▼

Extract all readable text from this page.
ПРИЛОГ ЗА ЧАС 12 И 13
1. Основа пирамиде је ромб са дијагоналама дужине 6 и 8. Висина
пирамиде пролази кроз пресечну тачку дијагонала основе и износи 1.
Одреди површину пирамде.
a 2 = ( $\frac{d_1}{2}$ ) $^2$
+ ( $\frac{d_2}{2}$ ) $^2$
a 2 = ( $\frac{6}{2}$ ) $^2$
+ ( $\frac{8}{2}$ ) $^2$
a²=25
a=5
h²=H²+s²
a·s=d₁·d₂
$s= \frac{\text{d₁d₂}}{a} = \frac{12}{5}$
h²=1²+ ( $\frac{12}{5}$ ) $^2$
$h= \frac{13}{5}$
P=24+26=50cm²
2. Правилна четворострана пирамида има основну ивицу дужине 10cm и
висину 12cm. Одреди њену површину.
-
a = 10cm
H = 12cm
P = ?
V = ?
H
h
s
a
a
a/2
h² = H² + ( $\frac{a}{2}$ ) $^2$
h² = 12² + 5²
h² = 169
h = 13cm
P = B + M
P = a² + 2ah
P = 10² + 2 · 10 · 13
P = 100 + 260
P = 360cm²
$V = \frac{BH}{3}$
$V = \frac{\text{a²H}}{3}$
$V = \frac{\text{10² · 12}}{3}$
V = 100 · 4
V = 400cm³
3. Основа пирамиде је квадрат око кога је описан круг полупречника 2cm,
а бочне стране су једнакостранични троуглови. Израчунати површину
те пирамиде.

▲

▶ **Given task**: Return each entry from above without altering a single character.

▶ **Written response**:
Extract all readable text from this page.
ПРИЛОГ ЗА ЧАС 12 И 13
1. Основа пирамиде је ромб са дијагоналама дужине 6 и 8. Висина
пирамиде пролази кроз пресечну тачку дијагонала основе и износи 1.
Одреди површину пирамде.
a 2 = ( $\frac{d_1}{2}$ ) $^2$
+ ( $\frac{d_2}{2}$ ) $^2$
a 2 = ( $\frac{6}{2}$ ) $^2$
+ ( $\frac{8}{2}$ ) $^2$
a²=25
a=5
h²=H²+s²
a·s=d₁·d₂
$s= \frac{\text{d₁d₂}}{a} = \frac{12}{5}$
h²=1²+ ( $\frac{12}{5}$ ) $^2$
$h= \frac{13}{5}$
P=24+26=50cm²
2. Правилна четворострана пирамида има основну ивицу дужине 10cm и
висину 12cm. Одреди њену површину.
-
a = 10cm
H = 12cm
P = ?
V = ?
H
h
s
a
a
a/2
h² = H² + ( $\frac{a}{2}$ ) $^2$
h² = 12² + 5²
h² = 169
h = 13cm
P = B + M
P = a² + 2ah
P = 10² + 2 · 10 · 13
P = 100 + 260
P = 360cm²
$V = \frac{BH}{3}$
$V = \frac{\text{a²H}}{3}$
$V = \frac{\text{10² · 12}}{3}$
V = 100 · 4
V = 400cm³
3. Основа пирамиде је квадрат око кога је описан круг полупречника 2cm,
а бочне стране су једнакостранични троуглови. Израчунати површину
те пирамиде.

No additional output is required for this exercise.